STATED PROBLEM: Omit the pictures, then reproduce every remaining record exactly.
[Start of EXERCISE MATERIAL]
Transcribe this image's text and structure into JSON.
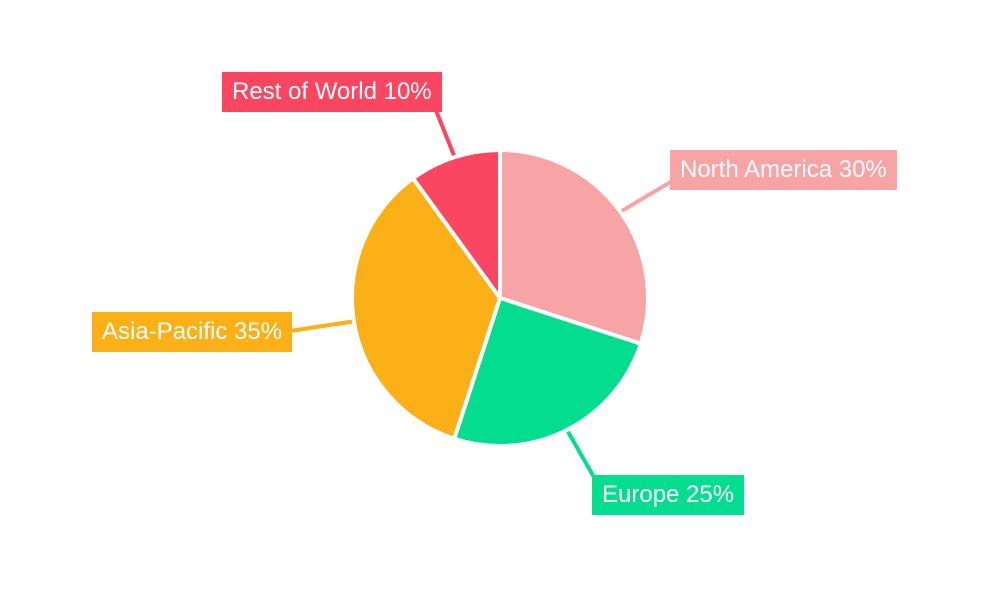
{
  "chart_data": {
    "type": "pie",
    "title": "",
    "categories": [
      "North America",
      "Europe",
      "Asia-Pacific",
      "Rest of World"
    ],
    "values": [
      30,
      25,
      35,
      10
    ],
    "unit": "%",
    "labels": [
      "North America 30%",
      "Europe 25%",
      "Asia-Pacific 35%",
      "Rest of World 10%"
    ],
    "colors": [
      "#f8a3a6",
      "#03dd90",
      "#fcb017",
      "#fa4660"
    ],
    "label_text_color": "#ffffff",
    "background_color": "#ffffff",
    "slice_gap_color": "#ffffff",
    "start_angle_deg": -90,
    "direction": "clockwise",
    "legend_position": "outside-callout-labels",
    "grid": false
  }
}
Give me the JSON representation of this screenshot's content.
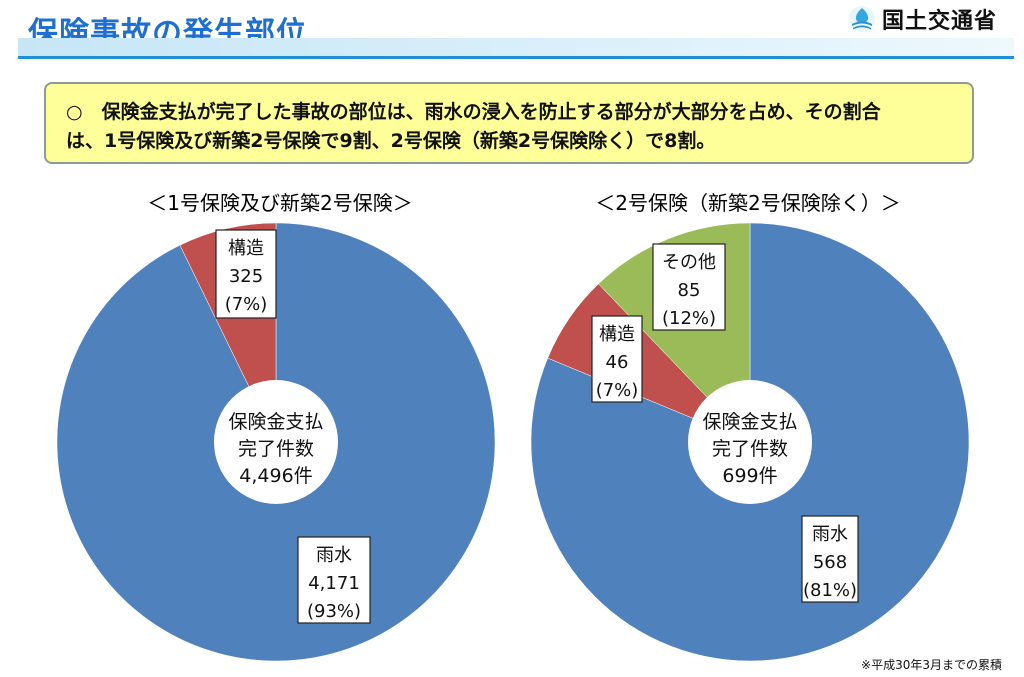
{
  "header": {
    "title": "保険事故の発生部位",
    "logo_text": "国土交通省"
  },
  "note": {
    "line1": "○　保険金支払が完了した事故の部位は、雨水の浸入を防止する部分が大部分を占め、その割合",
    "line2": "は、1号保険及び新築2号保険で9割、2号保険（新築2号保険除く）で8割。"
  },
  "footnote": "※平成30年3月までの累積",
  "colors": {
    "rain": "#4f81bd",
    "structure": "#c0504d",
    "other": "#9bbb59",
    "title": "#1e6fd0"
  },
  "chart_data": [
    {
      "type": "pie",
      "title": "＜1号保険及び新築2号保険＞",
      "center_label": {
        "line1": "保険金支払",
        "line2": "完了件数",
        "line3": "4,496件"
      },
      "slices": [
        {
          "name": "雨水",
          "value": 4171,
          "value_label": "4,171",
          "percent_label": "(93%)",
          "color": "#4f81bd"
        },
        {
          "name": "構造",
          "value": 325,
          "value_label": "325",
          "percent_label": "(7%)",
          "color": "#c0504d"
        }
      ]
    },
    {
      "type": "pie",
      "title": "＜2号保険（新築2号保険除く）＞",
      "center_label": {
        "line1": "保険金支払",
        "line2": "完了件数",
        "line3": "699件"
      },
      "slices": [
        {
          "name": "雨水",
          "value": 568,
          "value_label": "568",
          "percent_label": "(81%)",
          "color": "#4f81bd"
        },
        {
          "name": "構造",
          "value": 46,
          "value_label": "46",
          "percent_label": "(7%)",
          "color": "#c0504d"
        },
        {
          "name": "その他",
          "value": 85,
          "value_label": "85",
          "percent_label": "(12%)",
          "color": "#9bbb59"
        }
      ]
    }
  ]
}
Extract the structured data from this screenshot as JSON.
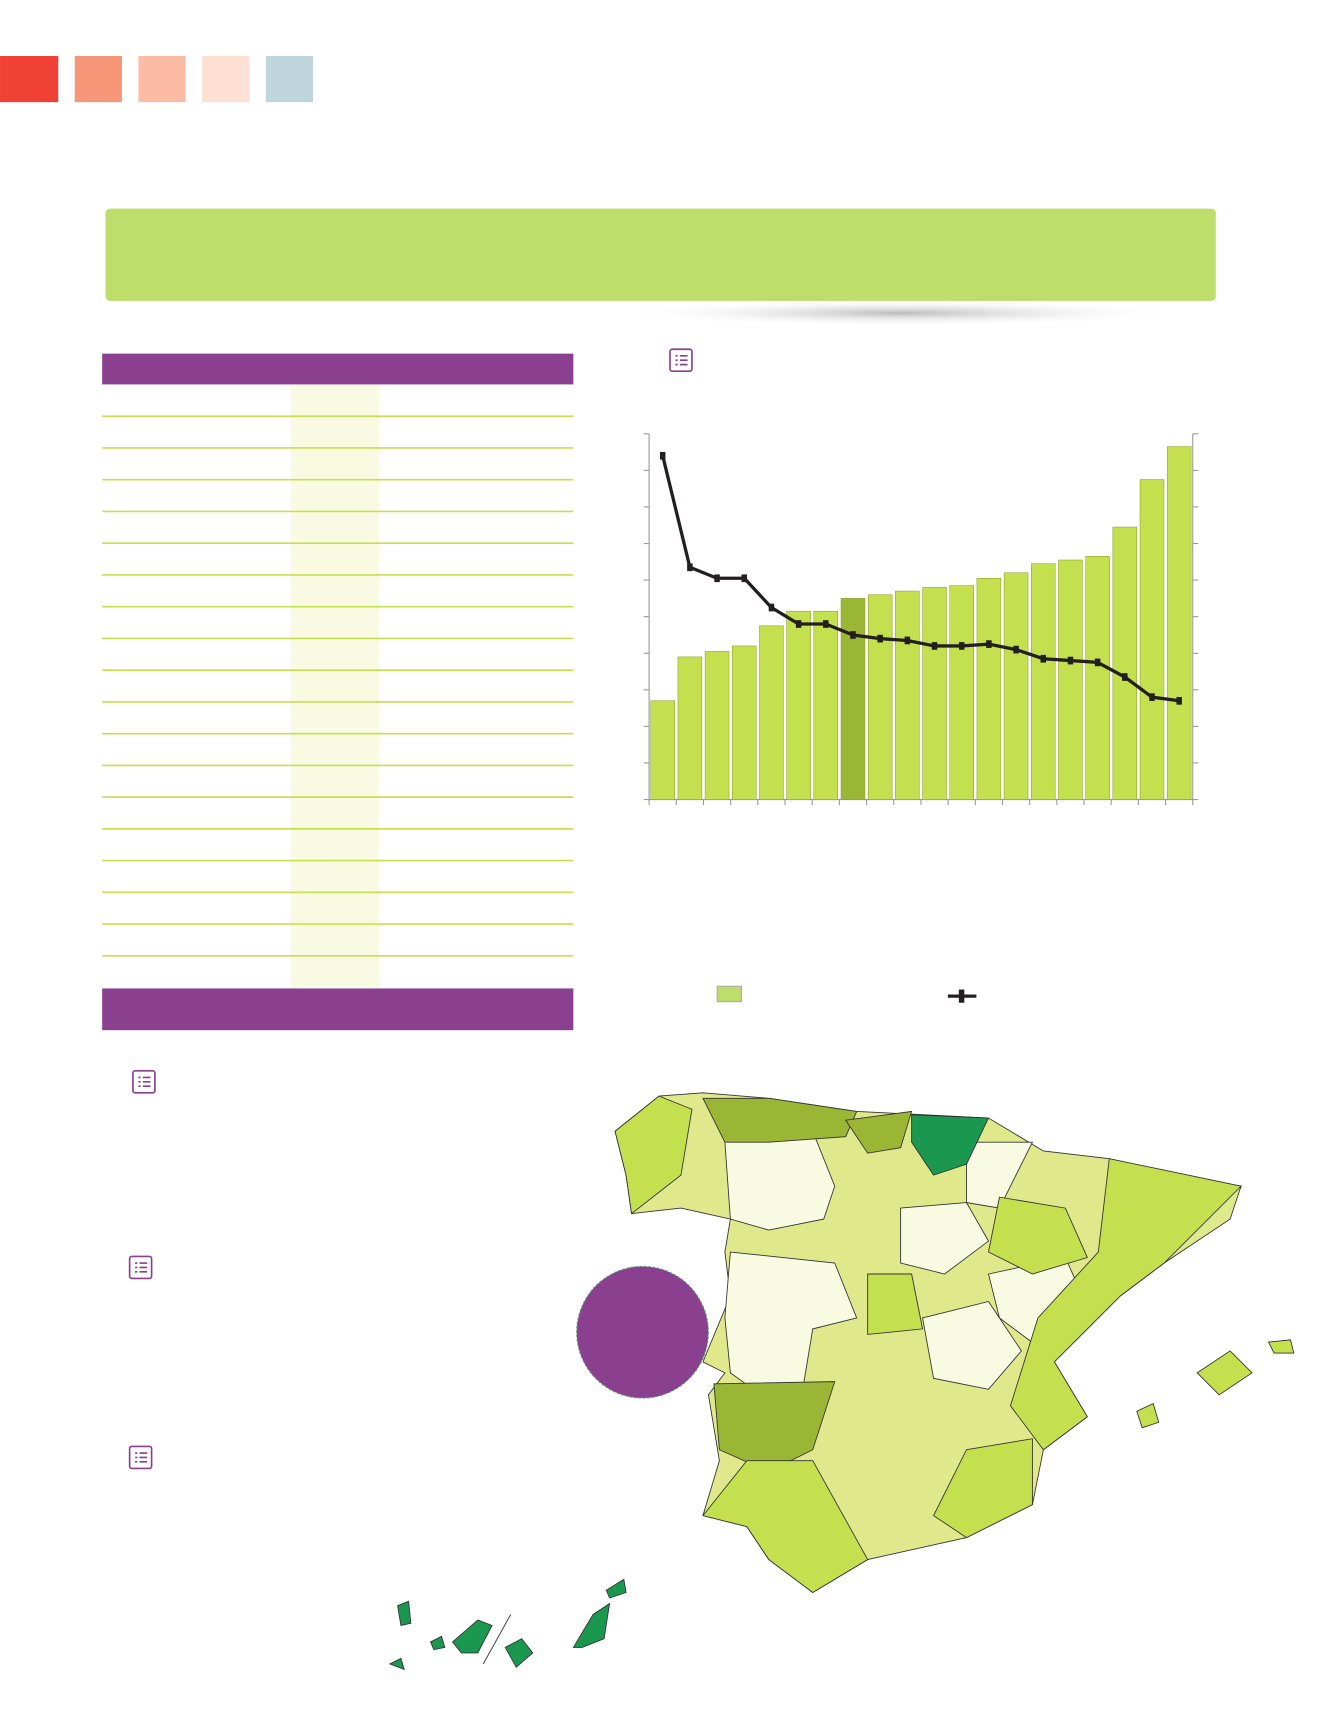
{
  "chart_data": {
    "type": "bar_line",
    "categories": [
      null,
      null,
      null,
      null,
      null,
      null,
      null,
      null,
      null,
      null,
      null,
      null,
      null,
      null,
      null,
      null,
      null,
      null,
      null,
      null
    ],
    "series": [
      {
        "type": "bar",
        "color": "#bede6c",
        "colors": [
          "#c5e04f",
          "#c5e04f",
          "#c5e04f",
          "#c5e04f",
          "#c5e04f",
          "#c5e04f",
          "#c5e04f",
          "#9bb535",
          "#c5e04f",
          "#c5e04f",
          "#c5e04f",
          "#c5e04f",
          "#c5e04f",
          "#c5e04f",
          "#c5e04f",
          "#c5e04f",
          "#c5e04f",
          "#c5e04f",
          "#c5e04f",
          "#c5e04f"
        ],
        "values": [
          2.7,
          3.9,
          4.05,
          4.2,
          4.75,
          5.15,
          5.15,
          5.5,
          5.6,
          5.7,
          5.8,
          5.85,
          6.05,
          6.2,
          6.45,
          6.55,
          6.65,
          7.45,
          8.75,
          9.65
        ]
      },
      {
        "type": "line",
        "color": "#231f20",
        "axis": "y2",
        "values": [
          9.4,
          6.35,
          6.05,
          6.05,
          5.25,
          4.8,
          4.8,
          4.5,
          4.4,
          4.35,
          4.2,
          4.2,
          4.25,
          4.1,
          3.85,
          3.8,
          3.75,
          3.35,
          2.8,
          2.7
        ]
      }
    ],
    "ylim": [
      0,
      10
    ],
    "yticks": [
      0,
      1,
      2,
      3,
      4,
      5,
      6,
      7,
      8,
      9,
      10
    ],
    "y2lim": [
      0,
      10
    ],
    "y2ticks": [
      0,
      1,
      2,
      3,
      4,
      5,
      6,
      7,
      8,
      9,
      10
    ]
  }
}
[End of EXERCISE MATERIAL]
EXPECTED OUTPUT:
Transcribe this image's text and structure into JSON.
{
  "chart_data": {
    "type": "pie",
    "title": "",
    "categories": [
      "North America",
      "Europe",
      "Asia-Pacific",
      "Rest of World"
    ],
    "values": [
      30,
      25,
      35,
      10
    ],
    "unit": "%",
    "labels": [
      "North America 30%",
      "Europe 25%",
      "Asia-Pacific 35%",
      "Rest of World 10%"
    ],
    "colors": [
      "#f8a3a6",
      "#03dd90",
      "#fcb017",
      "#fa4660"
    ],
    "label_text_color": "#ffffff",
    "background_color": "#ffffff",
    "slice_gap_color": "#ffffff",
    "start_angle_deg": -90,
    "direction": "clockwise",
    "legend_position": "outside-callout-labels",
    "grid": false
  }
}
Give me the JSON representation of this screenshot's content.
{
  "header": {
    "title": "保険事故の発生部位",
    "logo_text": "国土交通省"
  },
  "note": {
    "line1": "○　保険金支払が完了した事故の部位は、雨水の浸入を防止する部分が大部分を占め、その割合",
    "line2": "は、1号保険及び新築2号保険で9割、2号保険（新築2号保険除く）で8割。"
  },
  "footnote": "※平成30年3月までの累積",
  "colors": {
    "rain": "#4f81bd",
    "structure": "#c0504d",
    "other": "#9bbb59",
    "title": "#1e6fd0"
  },
  "chart_data": [
    {
      "type": "pie",
      "title": "＜1号保険及び新築2号保険＞",
      "center_label": {
        "line1": "保険金支払",
        "line2": "完了件数",
        "line3": "4,496件"
      },
      "slices": [
        {
          "name": "雨水",
          "value": 4171,
          "value_label": "4,171",
          "percent_label": "(93%)",
          "color": "#4f81bd"
        },
        {
          "name": "構造",
          "value": 325,
          "value_label": "325",
          "percent_label": "(7%)",
          "color": "#c0504d"
        }
      ]
    },
    {
      "type": "pie",
      "title": "＜2号保険（新築2号保険除く）＞",
      "center_label": {
        "line1": "保険金支払",
        "line2": "完了件数",
        "line3": "699件"
      },
      "slices": [
        {
          "name": "雨水",
          "value": 568,
          "value_label": "568",
          "percent_label": "(81%)",
          "color": "#4f81bd"
        },
        {
          "name": "構造",
          "value": 46,
          "value_label": "46",
          "percent_label": "(7%)",
          "color": "#c0504d"
        },
        {
          "name": "その他",
          "value": 85,
          "value_label": "85",
          "percent_label": "(12%)",
          "color": "#9bbb59"
        }
      ]
    }
  ]
}
Extract the structured data from this screenshot as JSON.
{
  "chart_data": {
    "type": "bar_line",
    "categories": [
      null,
      null,
      null,
      null,
      null,
      null,
      null,
      null,
      null,
      null,
      null,
      null,
      null,
      null,
      null,
      null,
      null,
      null,
      null,
      null
    ],
    "series": [
      {
        "type": "bar",
        "color": "#bede6c",
        "colors": [
          "#c5e04f",
          "#c5e04f",
          "#c5e04f",
          "#c5e04f",
          "#c5e04f",
          "#c5e04f",
          "#c5e04f",
          "#9bb535",
          "#c5e04f",
          "#c5e04f",
          "#c5e04f",
          "#c5e04f",
          "#c5e04f",
          "#c5e04f",
          "#c5e04f",
          "#c5e04f",
          "#c5e04f",
          "#c5e04f",
          "#c5e04f",
          "#c5e04f"
        ],
        "values": [
          2.7,
          3.9,
          4.05,
          4.2,
          4.75,
          5.15,
          5.15,
          5.5,
          5.6,
          5.7,
          5.8,
          5.85,
          6.05,
          6.2,
          6.45,
          6.55,
          6.65,
          7.45,
          8.75,
          9.65
        ]
      },
      {
        "type": "line",
        "color": "#231f20",
        "axis": "y2",
        "values": [
          9.4,
          6.35,
          6.05,
          6.05,
          5.25,
          4.8,
          4.8,
          4.5,
          4.4,
          4.35,
          4.2,
          4.2,
          4.25,
          4.1,
          3.85,
          3.8,
          3.75,
          3.35,
          2.8,
          2.7
        ]
      }
    ],
    "ylim": [
      0,
      10
    ],
    "yticks": [
      0,
      1,
      2,
      3,
      4,
      5,
      6,
      7,
      8,
      9,
      10
    ],
    "y2lim": [
      0,
      10
    ],
    "y2ticks": [
      0,
      1,
      2,
      3,
      4,
      5,
      6,
      7,
      8,
      9,
      10
    ]
  }
}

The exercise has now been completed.